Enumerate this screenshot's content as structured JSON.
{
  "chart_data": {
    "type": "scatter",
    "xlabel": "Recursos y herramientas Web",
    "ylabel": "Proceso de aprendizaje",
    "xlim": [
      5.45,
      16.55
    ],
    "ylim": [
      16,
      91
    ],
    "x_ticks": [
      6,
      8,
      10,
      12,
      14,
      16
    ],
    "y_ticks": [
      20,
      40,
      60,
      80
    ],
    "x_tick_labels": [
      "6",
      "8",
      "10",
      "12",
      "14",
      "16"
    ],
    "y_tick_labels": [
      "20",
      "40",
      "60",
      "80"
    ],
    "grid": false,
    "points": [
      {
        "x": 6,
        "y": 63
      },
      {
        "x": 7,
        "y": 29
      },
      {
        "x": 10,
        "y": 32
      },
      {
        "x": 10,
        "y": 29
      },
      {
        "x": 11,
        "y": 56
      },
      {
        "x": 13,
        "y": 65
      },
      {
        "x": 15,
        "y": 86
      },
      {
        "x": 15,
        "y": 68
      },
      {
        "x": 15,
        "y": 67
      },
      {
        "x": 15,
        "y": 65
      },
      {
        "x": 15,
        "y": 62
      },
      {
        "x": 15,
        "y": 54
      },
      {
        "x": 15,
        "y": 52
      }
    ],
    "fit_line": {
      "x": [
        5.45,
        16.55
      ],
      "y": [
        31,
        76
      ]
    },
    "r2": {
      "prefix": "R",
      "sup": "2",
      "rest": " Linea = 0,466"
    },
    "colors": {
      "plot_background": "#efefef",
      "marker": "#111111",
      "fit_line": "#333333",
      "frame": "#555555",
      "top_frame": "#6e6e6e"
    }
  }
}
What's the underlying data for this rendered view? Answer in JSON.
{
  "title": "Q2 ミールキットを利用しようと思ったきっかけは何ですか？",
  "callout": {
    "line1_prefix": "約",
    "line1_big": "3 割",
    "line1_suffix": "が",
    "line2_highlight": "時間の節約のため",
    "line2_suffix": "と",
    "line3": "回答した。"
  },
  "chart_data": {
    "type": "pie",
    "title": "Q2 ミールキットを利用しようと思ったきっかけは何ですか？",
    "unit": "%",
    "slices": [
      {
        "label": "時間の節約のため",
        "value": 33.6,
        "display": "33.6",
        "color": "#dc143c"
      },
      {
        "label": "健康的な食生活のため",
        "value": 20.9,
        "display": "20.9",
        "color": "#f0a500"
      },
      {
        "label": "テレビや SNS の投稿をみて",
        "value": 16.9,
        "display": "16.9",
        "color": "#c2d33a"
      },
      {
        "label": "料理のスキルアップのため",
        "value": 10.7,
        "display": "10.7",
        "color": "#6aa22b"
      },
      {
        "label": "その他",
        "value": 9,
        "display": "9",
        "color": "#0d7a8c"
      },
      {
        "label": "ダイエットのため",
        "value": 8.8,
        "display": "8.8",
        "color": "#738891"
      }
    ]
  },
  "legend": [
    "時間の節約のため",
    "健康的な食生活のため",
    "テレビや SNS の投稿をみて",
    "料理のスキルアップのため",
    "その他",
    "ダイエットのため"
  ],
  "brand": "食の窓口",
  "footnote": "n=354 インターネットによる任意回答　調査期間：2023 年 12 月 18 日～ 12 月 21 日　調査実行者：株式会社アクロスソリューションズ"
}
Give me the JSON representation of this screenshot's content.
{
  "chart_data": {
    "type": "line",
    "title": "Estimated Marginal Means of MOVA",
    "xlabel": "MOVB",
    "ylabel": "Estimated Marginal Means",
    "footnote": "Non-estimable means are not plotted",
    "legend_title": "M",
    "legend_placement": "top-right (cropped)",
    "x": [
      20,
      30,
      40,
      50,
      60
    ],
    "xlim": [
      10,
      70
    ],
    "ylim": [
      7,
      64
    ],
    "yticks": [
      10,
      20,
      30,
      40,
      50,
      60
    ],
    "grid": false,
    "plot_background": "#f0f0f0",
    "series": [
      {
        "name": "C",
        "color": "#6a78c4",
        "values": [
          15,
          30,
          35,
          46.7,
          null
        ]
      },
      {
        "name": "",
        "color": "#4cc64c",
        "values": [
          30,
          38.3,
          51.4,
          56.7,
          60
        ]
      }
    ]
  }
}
++++++++++
**Instructions to follow**
Set down exactly what runs from the line with "Give me the" to the last line of the data above, including both of those lines and no others.

**Solution for this task**
Give me the JSON representation of this screenshot's content.
{
  "chart_data": {
    "type": "line",
    "title": "Estimated Marginal Means of MOVA",
    "xlabel": "MOVB",
    "ylabel": "Estimated Marginal Means",
    "footnote": "Non-estimable means are not plotted",
    "legend_title": "M",
    "legend_placement": "top-right (cropped)",
    "x": [
      20,
      30,
      40,
      50,
      60
    ],
    "xlim": [
      10,
      70
    ],
    "ylim": [
      7,
      64
    ],
    "yticks": [
      10,
      20,
      30,
      40,
      50,
      60
    ],
    "grid": false,
    "plot_background": "#f0f0f0",
    "series": [
      {
        "name": "C",
        "color": "#6a78c4",
        "values": [
          15,
          30,
          35,
          46.7,
          null
        ]
      },
      {
        "name": "",
        "color": "#4cc64c",
        "values": [
          30,
          38.3,
          51.4,
          56.7,
          60
        ]
      }
    ]
  }
}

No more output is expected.